>> start Listed records
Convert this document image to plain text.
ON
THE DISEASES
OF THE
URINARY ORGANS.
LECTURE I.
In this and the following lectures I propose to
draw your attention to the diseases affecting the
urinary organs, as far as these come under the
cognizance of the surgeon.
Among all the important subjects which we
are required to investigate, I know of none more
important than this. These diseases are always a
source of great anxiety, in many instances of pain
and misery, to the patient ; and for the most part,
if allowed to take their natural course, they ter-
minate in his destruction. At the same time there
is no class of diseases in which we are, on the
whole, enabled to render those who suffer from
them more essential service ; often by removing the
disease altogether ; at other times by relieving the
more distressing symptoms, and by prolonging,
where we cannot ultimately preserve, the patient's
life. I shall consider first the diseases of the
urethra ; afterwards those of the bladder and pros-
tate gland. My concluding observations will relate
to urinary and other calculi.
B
>> end Listed records
>> start Listed records
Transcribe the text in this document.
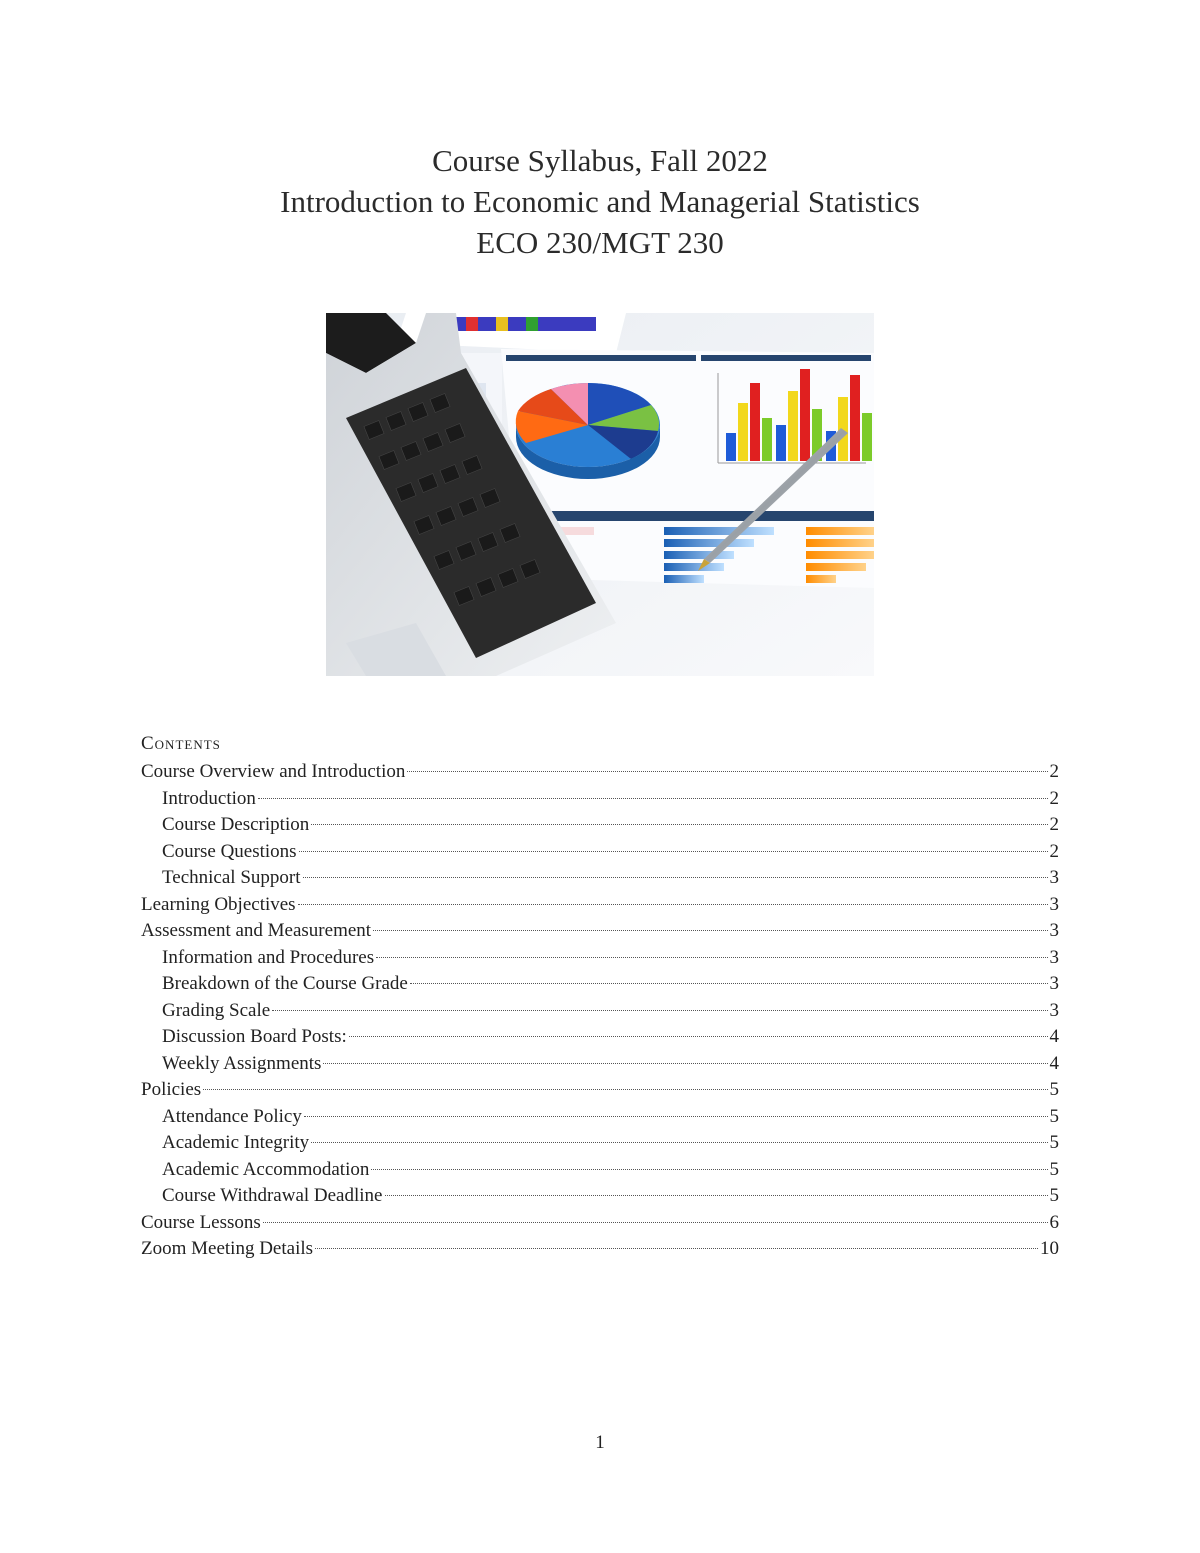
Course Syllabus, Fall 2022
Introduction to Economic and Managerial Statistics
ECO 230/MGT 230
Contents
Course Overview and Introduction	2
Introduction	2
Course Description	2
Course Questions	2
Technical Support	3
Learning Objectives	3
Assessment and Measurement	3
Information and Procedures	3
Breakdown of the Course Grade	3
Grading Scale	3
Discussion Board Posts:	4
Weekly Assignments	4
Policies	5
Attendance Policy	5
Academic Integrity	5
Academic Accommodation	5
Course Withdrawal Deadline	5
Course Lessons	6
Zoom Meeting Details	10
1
>> end Listed records
◆ What you will do: Check each line above for the word "important" and say how many have it, with nothing else.

◆ Finished task: 2